> _Task prompt_
Give back the records below exactly, every one, with no pictures.

A block of data:
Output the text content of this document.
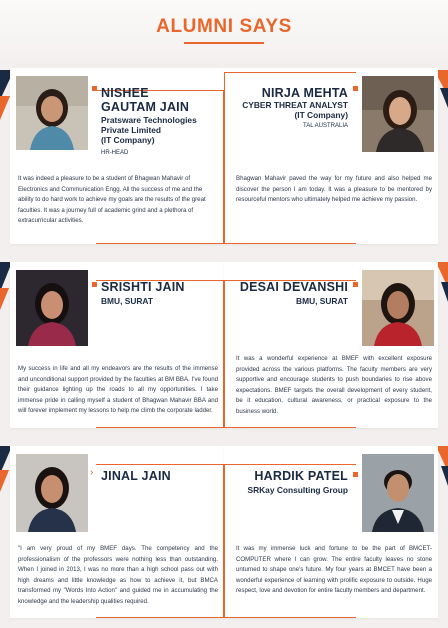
ALUMNI SAYS
NISHEE
GAUTAM JAIN
Pratsware Technologies
Private Limited
(IT Company)
HR-HEAD
It was indeed a pleasure to be a student of Bhagwan Mahavir of Electronics and Communication Engg. All the success of me and the ability to do hard work to achieve my goals are the results of the great faculties. It was a journey full of academic grind and a plethora of extracurricular activities.
NIRJA MEHTA
CYBER THREAT ANALYST
(IT Company)
TAL AUSTRALIA
Bhagwan Mahavir paved the way for my future and also helped me discover the person I am today. It was a pleasure to be mentored by resourceful mentors who ultimately helped me achieve my passion.
SRISHTI JAIN
BMU, SURAT
My success in life and all my endeavors are the results of the immense and unconditional support provided by the faculties at BM BBA. I've found their guidance lighting up the roads to all my opportunities. I take immense pride in calling myself a student of Bhagwan Mahavir BBA and will forever implement my lessons to help me climb the corporate ladder.
DESAI DEVANSHI
BMU, SURAT
It was a wonderful experience at BMEF with excellent exposure provided across the various platforms. The faculty members are very supportive and encourage students to push boundaries to rise above expectations. BMEF targets the overall development of every student, be it education, cultural awareness, or practical exposure to the business world.
› JINAL JAIN
"I am very proud of my BMEF days. The competency and the professionalism of the professors were nothing less than outstanding. When I joined in 2013, I was no more than a high school pass out with high dreams and little knowledge as how to achieve it, but BMCA transformed my "Words Into Action" and guided me in accumulating the knowledge and the leadership qualities required.
HARDIK PATEL
SRKay Consulting Group
It was my immense luck and fortune to be the part of BMCET-COMPUTER where I can grow. The entire faculty leaves no stone unturned to shape one's future. My four years at BMCET have been a wonderful experience of learning with prolific exposure to outside. Huge respect, love and devotion for entire faculty members and department.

> _The reply_
Output the text content of this document.
ALUMNI SAYS
NISHEE
GAUTAM JAIN
Pratsware Technologies
Private Limited
(IT Company)
HR-HEAD
It was indeed a pleasure to be a student of Bhagwan Mahavir of Electronics and Communication Engg. All the success of me and the ability to do hard work to achieve my goals are the results of the great faculties. It was a journey full of academic grind and a plethora of extracurricular activities.
NIRJA MEHTA
CYBER THREAT ANALYST
(IT Company)
TAL AUSTRALIA
Bhagwan Mahavir paved the way for my future and also helped me discover the person I am today. It was a pleasure to be mentored by resourceful mentors who ultimately helped me achieve my passion.
SRISHTI JAIN
BMU, SURAT
My success in life and all my endeavors are the results of the immense and unconditional support provided by the faculties at BM BBA. I've found their guidance lighting up the roads to all my opportunities. I take immense pride in calling myself a student of Bhagwan Mahavir BBA and will forever implement my lessons to help me climb the corporate ladder.
DESAI DEVANSHI
BMU, SURAT
It was a wonderful experience at BMEF with excellent exposure provided across the various platforms. The faculty members are very supportive and encourage students to push boundaries to rise above expectations. BMEF targets the overall development of every student, be it education, cultural awareness, or practical exposure to the business world.
› JINAL JAIN
"I am very proud of my BMEF days. The competency and the professionalism of the professors were nothing less than outstanding. When I joined in 2013, I was no more than a high school pass out with high dreams and little knowledge as how to achieve it, but BMCA transformed my "Words Into Action" and guided me in accumulating the knowledge and the leadership qualities required.
HARDIK PATEL
SRKay Consulting Group
It was my immense luck and fortune to be the part of BMCET-COMPUTER where I can grow. The entire faculty leaves no stone unturned to shape one's future. My four years at BMCET have been a wonderful experience of learning with prolific exposure to outside. Huge respect, love and devotion for entire faculty members and department.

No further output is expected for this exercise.